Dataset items
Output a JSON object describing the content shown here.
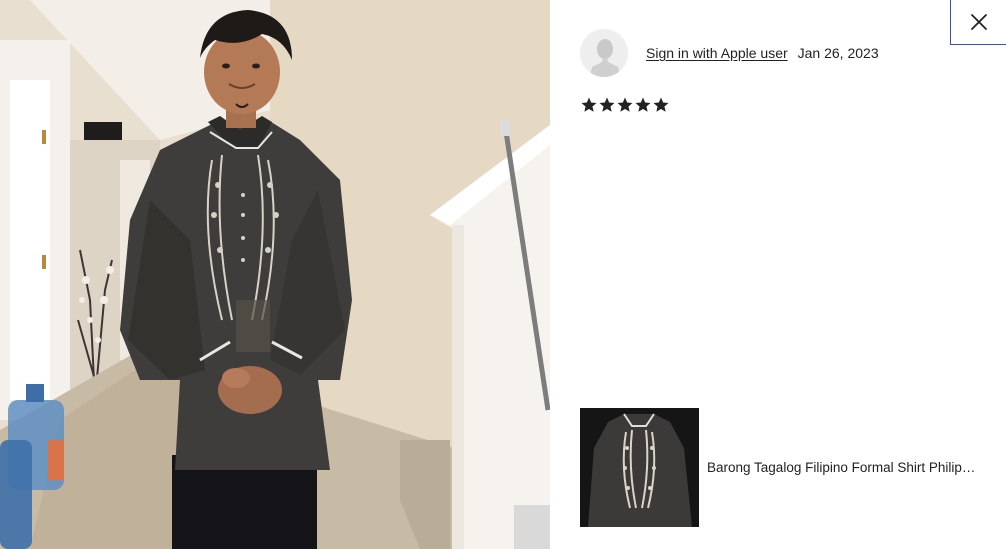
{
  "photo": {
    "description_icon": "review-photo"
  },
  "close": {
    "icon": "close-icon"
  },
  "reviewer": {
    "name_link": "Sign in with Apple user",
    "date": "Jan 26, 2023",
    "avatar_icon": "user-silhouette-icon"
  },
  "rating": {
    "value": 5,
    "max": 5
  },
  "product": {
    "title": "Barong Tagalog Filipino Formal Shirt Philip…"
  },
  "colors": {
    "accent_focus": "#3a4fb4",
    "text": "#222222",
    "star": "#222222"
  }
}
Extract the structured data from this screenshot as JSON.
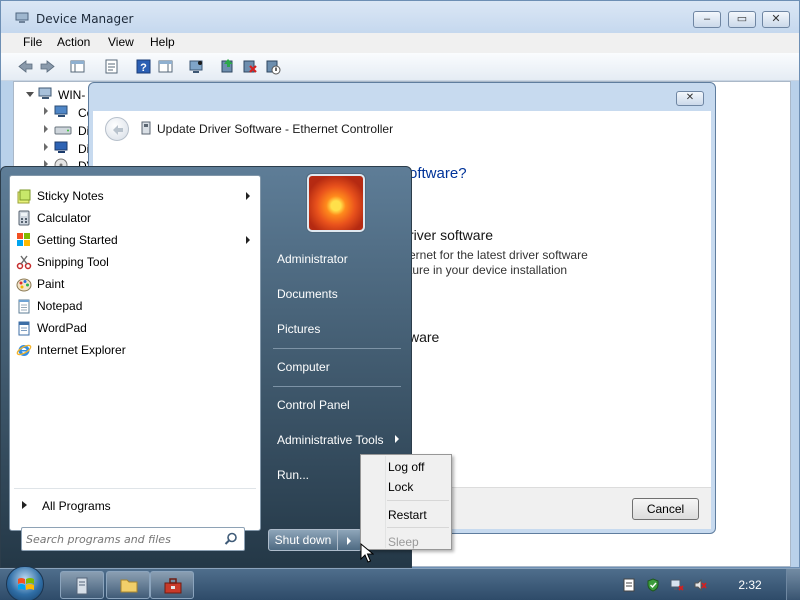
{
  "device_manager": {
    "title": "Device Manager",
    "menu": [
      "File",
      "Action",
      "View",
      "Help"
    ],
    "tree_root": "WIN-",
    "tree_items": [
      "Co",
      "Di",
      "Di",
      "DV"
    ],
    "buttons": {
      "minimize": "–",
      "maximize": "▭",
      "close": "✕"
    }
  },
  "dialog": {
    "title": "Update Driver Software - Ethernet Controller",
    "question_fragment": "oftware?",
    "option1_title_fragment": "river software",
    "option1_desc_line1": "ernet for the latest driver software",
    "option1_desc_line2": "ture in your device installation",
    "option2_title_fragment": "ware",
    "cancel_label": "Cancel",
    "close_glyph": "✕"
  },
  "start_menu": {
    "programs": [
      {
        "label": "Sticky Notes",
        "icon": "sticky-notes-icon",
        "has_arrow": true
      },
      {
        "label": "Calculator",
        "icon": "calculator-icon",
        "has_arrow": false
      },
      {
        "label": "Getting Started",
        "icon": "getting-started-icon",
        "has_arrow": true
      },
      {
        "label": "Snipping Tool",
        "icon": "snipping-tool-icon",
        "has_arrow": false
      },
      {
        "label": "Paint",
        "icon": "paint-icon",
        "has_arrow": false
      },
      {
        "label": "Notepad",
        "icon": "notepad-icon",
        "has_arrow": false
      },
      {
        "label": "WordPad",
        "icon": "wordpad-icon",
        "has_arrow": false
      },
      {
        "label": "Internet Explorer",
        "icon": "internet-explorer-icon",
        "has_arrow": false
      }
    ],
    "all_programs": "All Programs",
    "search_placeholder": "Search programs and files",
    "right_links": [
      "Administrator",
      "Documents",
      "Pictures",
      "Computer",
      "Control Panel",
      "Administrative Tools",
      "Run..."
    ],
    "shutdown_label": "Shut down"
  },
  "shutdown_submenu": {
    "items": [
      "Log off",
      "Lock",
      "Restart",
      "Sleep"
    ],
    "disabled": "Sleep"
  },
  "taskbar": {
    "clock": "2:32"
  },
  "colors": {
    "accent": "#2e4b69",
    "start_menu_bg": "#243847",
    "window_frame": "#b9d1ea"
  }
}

» **Description of the task**:
Your task is to repeat the data above exactly while excluding the pictures.

» **Response to the exercise**:
Output a JSON object describing the content shown here.
{
  "photo": {
    "description_icon": "review-photo"
  },
  "close": {
    "icon": "close-icon"
  },
  "reviewer": {
    "name_link": "Sign in with Apple user",
    "date": "Jan 26, 2023",
    "avatar_icon": "user-silhouette-icon"
  },
  "rating": {
    "value": 5,
    "max": 5
  },
  "product": {
    "title": "Barong Tagalog Filipino Formal Shirt Philip…"
  },
  "colors": {
    "accent_focus": "#3a4fb4",
    "text": "#222222",
    "star": "#222222"
  }
}
Extract the structured data from this screenshot as JSON.
{
  "device_manager": {
    "title": "Device Manager",
    "menu": [
      "File",
      "Action",
      "View",
      "Help"
    ],
    "tree_root": "WIN-",
    "tree_items": [
      "Co",
      "Di",
      "Di",
      "DV"
    ],
    "buttons": {
      "minimize": "–",
      "maximize": "▭",
      "close": "✕"
    }
  },
  "dialog": {
    "title": "Update Driver Software - Ethernet Controller",
    "question_fragment": "oftware?",
    "option1_title_fragment": "river software",
    "option1_desc_line1": "ernet for the latest driver software",
    "option1_desc_line2": "ture in your device installation",
    "option2_title_fragment": "ware",
    "cancel_label": "Cancel",
    "close_glyph": "✕"
  },
  "start_menu": {
    "programs": [
      {
        "label": "Sticky Notes",
        "icon": "sticky-notes-icon",
        "has_arrow": true
      },
      {
        "label": "Calculator",
        "icon": "calculator-icon",
        "has_arrow": false
      },
      {
        "label": "Getting Started",
        "icon": "getting-started-icon",
        "has_arrow": true
      },
      {
        "label": "Snipping Tool",
        "icon": "snipping-tool-icon",
        "has_arrow": false
      },
      {
        "label": "Paint",
        "icon": "paint-icon",
        "has_arrow": false
      },
      {
        "label": "Notepad",
        "icon": "notepad-icon",
        "has_arrow": false
      },
      {
        "label": "WordPad",
        "icon": "wordpad-icon",
        "has_arrow": false
      },
      {
        "label": "Internet Explorer",
        "icon": "internet-explorer-icon",
        "has_arrow": false
      }
    ],
    "all_programs": "All Programs",
    "search_placeholder": "Search programs and files",
    "right_links": [
      "Administrator",
      "Documents",
      "Pictures",
      "Computer",
      "Control Panel",
      "Administrative Tools",
      "Run..."
    ],
    "shutdown_label": "Shut down"
  },
  "shutdown_submenu": {
    "items": [
      "Log off",
      "Lock",
      "Restart",
      "Sleep"
    ],
    "disabled": "Sleep"
  },
  "taskbar": {
    "clock": "2:32"
  },
  "colors": {
    "accent": "#2e4b69",
    "start_menu_bg": "#243847",
    "window_frame": "#b9d1ea"
  }
}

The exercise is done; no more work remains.